TASK:
Reproduce the bounding box entries word for word, from the first line up to and including the line with "series-line-segment <box>395 677".

**** GIVEN DATA

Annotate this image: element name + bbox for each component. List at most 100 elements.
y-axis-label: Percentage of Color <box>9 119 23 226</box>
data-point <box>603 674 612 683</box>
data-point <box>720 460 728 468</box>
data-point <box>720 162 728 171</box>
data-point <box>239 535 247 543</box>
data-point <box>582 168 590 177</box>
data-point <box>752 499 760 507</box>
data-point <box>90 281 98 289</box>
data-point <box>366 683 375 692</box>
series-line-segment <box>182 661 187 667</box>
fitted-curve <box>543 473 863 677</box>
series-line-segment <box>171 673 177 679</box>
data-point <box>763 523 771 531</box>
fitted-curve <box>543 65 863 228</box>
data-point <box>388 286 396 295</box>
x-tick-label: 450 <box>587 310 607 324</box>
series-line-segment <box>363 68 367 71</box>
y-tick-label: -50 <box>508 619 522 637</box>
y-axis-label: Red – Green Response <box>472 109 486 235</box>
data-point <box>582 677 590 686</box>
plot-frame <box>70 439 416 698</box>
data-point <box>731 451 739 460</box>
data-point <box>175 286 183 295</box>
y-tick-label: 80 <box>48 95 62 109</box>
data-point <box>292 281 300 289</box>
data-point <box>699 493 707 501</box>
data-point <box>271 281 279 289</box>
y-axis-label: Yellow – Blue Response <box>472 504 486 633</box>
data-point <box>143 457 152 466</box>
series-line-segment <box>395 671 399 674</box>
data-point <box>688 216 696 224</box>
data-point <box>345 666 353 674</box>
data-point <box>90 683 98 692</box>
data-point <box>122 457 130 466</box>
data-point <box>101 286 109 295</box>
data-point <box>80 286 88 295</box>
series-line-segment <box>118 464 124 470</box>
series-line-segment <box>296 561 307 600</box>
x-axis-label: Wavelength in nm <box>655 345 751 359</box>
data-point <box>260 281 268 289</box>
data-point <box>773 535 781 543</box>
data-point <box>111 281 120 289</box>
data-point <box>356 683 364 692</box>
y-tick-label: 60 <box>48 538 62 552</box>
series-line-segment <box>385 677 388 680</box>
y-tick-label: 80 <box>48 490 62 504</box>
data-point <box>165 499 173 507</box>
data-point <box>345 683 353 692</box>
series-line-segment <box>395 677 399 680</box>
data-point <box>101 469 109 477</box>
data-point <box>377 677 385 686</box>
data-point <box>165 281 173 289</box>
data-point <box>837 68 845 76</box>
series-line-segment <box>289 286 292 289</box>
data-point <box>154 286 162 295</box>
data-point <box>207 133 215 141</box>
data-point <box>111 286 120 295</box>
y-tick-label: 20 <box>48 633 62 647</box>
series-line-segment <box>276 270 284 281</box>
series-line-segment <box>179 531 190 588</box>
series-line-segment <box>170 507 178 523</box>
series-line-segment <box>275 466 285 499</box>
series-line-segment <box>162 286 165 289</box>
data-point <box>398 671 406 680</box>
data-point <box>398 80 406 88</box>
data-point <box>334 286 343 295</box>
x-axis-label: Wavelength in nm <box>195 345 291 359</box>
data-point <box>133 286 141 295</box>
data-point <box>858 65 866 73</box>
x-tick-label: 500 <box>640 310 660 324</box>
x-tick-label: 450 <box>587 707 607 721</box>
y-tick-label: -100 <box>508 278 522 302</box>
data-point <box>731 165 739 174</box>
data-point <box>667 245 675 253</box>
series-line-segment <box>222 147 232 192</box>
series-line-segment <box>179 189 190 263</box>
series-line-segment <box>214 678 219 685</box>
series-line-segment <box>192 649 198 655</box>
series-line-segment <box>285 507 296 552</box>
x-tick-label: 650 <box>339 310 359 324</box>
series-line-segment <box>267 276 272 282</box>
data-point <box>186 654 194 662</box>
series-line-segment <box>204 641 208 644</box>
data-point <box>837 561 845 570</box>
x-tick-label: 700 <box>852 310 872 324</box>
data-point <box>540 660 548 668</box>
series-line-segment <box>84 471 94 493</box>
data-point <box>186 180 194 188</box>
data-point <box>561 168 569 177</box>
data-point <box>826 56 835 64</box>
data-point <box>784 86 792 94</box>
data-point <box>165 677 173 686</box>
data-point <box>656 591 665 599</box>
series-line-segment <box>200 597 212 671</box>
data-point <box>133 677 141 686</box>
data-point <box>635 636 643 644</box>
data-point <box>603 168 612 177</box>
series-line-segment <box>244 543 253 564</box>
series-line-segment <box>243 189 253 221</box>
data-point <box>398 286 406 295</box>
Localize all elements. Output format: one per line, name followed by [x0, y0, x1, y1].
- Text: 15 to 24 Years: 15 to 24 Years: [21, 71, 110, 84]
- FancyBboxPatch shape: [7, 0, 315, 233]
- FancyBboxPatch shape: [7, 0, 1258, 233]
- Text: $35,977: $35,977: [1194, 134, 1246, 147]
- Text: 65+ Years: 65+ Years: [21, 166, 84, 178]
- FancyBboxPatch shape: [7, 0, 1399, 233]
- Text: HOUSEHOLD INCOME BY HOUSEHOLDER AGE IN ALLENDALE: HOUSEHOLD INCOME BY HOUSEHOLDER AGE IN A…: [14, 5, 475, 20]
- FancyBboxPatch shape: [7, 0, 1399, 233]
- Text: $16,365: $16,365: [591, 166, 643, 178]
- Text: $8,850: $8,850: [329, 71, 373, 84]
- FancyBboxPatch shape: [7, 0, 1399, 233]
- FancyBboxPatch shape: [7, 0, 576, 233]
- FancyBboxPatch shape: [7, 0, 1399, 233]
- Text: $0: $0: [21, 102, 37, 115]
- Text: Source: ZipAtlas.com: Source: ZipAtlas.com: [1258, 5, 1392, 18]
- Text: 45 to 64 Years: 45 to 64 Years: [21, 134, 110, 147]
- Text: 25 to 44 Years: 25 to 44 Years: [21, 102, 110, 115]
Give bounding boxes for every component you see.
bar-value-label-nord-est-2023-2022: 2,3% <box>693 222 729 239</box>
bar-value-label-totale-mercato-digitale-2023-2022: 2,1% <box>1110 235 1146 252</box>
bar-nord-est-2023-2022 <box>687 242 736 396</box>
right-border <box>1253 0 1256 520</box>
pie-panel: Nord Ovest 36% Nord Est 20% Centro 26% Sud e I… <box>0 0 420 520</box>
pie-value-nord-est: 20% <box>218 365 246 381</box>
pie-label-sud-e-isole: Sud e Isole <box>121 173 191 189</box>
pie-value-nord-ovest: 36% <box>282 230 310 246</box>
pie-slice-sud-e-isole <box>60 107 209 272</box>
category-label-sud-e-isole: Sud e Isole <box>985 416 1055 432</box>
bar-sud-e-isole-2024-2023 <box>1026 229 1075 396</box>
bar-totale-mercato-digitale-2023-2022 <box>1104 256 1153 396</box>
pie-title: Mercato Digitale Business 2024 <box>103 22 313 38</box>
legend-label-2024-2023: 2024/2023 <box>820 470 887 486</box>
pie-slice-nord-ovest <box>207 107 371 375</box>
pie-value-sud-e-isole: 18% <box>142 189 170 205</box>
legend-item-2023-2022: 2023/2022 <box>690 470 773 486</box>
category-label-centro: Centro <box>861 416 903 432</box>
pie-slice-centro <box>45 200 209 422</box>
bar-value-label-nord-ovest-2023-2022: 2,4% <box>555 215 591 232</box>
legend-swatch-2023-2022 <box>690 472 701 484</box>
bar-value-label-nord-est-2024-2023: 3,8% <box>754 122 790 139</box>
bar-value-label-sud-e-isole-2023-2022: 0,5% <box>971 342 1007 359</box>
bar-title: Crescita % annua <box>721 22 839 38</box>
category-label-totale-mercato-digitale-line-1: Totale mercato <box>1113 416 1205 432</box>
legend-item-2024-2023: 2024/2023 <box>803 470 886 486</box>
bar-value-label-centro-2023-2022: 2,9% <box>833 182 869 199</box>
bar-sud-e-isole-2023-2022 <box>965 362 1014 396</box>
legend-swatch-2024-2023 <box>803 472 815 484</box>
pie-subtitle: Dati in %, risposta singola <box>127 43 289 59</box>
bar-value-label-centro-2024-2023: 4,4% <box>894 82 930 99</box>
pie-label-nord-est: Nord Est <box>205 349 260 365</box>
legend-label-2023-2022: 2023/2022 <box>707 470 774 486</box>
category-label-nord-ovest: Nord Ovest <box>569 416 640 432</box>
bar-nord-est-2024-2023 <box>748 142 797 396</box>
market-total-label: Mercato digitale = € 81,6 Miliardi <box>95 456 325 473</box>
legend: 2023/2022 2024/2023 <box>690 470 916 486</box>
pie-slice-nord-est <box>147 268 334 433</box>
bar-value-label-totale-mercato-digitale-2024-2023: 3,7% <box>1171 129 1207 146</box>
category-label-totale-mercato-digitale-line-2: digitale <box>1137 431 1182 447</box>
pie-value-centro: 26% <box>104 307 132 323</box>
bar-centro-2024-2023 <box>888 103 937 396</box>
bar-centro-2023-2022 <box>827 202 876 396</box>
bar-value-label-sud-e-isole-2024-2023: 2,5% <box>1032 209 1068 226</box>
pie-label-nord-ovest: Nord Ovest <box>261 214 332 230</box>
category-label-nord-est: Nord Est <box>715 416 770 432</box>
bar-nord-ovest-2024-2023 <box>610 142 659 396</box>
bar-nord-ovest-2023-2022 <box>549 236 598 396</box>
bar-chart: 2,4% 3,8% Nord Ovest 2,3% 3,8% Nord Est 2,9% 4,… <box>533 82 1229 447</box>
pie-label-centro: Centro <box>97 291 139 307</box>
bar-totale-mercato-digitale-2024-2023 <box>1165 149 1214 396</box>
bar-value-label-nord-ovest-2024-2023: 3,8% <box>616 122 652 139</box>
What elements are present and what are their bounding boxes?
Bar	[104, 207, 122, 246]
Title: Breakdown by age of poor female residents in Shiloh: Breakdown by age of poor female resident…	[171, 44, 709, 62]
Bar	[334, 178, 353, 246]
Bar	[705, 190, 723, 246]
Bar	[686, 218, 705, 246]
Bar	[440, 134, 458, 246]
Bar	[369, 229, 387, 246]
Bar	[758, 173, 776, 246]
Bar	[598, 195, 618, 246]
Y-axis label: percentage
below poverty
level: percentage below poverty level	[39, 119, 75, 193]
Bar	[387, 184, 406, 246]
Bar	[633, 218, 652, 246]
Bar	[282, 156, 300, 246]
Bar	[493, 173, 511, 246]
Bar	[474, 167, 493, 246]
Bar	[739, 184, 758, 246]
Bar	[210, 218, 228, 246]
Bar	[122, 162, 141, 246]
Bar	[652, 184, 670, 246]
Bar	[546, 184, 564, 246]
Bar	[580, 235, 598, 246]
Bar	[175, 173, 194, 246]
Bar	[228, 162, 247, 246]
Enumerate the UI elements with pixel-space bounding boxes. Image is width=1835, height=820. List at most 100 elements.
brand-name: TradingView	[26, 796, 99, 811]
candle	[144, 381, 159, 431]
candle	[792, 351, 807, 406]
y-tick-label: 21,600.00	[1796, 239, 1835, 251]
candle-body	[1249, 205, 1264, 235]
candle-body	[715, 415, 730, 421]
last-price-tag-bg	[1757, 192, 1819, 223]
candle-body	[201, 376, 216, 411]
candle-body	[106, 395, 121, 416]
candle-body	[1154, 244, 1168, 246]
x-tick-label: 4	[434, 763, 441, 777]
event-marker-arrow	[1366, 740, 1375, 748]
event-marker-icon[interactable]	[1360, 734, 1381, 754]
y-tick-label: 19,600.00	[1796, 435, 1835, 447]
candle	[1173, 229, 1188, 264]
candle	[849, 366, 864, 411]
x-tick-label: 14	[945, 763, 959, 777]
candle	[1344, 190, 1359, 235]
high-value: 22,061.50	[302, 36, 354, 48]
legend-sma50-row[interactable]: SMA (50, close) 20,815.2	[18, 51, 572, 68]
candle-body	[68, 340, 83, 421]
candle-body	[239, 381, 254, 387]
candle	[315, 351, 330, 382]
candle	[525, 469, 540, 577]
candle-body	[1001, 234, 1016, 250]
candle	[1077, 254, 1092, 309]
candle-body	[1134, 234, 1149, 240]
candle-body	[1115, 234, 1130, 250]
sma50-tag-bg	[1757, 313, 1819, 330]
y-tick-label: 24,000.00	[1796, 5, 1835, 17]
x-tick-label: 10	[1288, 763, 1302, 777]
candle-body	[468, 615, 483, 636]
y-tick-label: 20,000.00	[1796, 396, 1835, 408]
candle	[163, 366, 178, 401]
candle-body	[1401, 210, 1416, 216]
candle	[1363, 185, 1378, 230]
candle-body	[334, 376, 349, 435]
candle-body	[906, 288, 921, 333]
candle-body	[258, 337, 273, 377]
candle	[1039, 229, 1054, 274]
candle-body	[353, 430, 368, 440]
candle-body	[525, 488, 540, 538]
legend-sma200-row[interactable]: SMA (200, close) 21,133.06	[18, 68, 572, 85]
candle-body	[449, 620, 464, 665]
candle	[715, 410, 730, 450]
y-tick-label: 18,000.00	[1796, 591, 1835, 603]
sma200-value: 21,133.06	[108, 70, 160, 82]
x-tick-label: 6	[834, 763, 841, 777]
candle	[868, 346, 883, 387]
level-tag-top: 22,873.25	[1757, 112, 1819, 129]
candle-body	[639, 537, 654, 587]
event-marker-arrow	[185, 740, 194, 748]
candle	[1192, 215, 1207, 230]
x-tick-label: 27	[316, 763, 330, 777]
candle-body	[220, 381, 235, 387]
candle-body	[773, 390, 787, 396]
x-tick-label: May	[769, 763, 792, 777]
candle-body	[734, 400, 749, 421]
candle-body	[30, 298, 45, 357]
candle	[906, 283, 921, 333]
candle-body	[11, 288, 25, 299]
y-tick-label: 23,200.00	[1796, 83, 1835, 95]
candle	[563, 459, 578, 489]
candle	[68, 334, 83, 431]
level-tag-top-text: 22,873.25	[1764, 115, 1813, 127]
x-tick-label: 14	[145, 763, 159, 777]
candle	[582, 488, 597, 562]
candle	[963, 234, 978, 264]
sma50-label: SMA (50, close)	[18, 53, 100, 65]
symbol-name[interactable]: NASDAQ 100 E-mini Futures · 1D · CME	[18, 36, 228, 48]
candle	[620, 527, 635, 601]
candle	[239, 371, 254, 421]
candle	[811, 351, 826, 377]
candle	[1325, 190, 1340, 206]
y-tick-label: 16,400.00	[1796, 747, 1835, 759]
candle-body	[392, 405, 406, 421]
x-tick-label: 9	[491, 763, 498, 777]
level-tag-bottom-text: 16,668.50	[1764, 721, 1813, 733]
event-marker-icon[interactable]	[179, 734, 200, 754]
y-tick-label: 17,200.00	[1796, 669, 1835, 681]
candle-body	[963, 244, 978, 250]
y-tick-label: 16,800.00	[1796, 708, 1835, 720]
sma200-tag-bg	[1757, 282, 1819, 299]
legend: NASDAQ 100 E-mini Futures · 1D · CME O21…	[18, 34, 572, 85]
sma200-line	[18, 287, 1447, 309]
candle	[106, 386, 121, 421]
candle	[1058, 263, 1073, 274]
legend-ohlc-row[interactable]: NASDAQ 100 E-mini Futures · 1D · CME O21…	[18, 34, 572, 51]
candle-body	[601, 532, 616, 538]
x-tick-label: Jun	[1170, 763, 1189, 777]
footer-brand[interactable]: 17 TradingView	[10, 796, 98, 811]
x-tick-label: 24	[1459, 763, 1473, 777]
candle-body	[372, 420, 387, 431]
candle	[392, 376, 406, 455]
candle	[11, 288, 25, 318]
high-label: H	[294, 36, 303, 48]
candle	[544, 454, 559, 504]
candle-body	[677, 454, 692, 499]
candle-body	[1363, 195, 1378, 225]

********

TASK RESPONSE:
Annotate this image: element name + bbox for each component. List at most 100 elements.
y-axis-label: Percentage of Color <box>9 119 23 226</box>
data-point <box>603 674 612 683</box>
data-point <box>720 460 728 468</box>
data-point <box>720 162 728 171</box>
data-point <box>239 535 247 543</box>
data-point <box>582 168 590 177</box>
data-point <box>752 499 760 507</box>
data-point <box>90 281 98 289</box>
data-point <box>366 683 375 692</box>
series-line-segment <box>182 661 187 667</box>
fitted-curve <box>543 473 863 677</box>
series-line-segment <box>171 673 177 679</box>
data-point <box>763 523 771 531</box>
fitted-curve <box>543 65 863 228</box>
data-point <box>388 286 396 295</box>
x-tick-label: 450 <box>587 310 607 324</box>
series-line-segment <box>363 68 367 71</box>
y-tick-label: -50 <box>508 619 522 637</box>
y-axis-label: Red – Green Response <box>472 109 486 235</box>
data-point <box>582 677 590 686</box>
plot-frame <box>70 439 416 698</box>
data-point <box>731 451 739 460</box>
data-point <box>175 286 183 295</box>
y-tick-label: 80 <box>48 95 62 109</box>
data-point <box>292 281 300 289</box>
data-point <box>699 493 707 501</box>
data-point <box>271 281 279 289</box>
y-axis-label: Yellow – Blue Response <box>472 504 486 633</box>
data-point <box>143 457 152 466</box>
series-line-segment <box>395 671 399 674</box>
data-point <box>688 216 696 224</box>
data-point <box>345 666 353 674</box>
data-point <box>90 683 98 692</box>
data-point <box>122 457 130 466</box>
data-point <box>101 286 109 295</box>
data-point <box>80 286 88 295</box>
series-line-segment <box>118 464 124 470</box>
series-line-segment <box>296 561 307 600</box>
x-axis-label: Wavelength in nm <box>655 345 751 359</box>
data-point <box>260 281 268 289</box>
data-point <box>773 535 781 543</box>
data-point <box>111 281 120 289</box>
data-point <box>356 683 364 692</box>
y-tick-label: 60 <box>48 538 62 552</box>
series-line-segment <box>385 677 388 680</box>
y-tick-label: 80 <box>48 490 62 504</box>
data-point <box>165 499 173 507</box>
data-point <box>345 683 353 692</box>
series-line-segment <box>395 677 399 680</box>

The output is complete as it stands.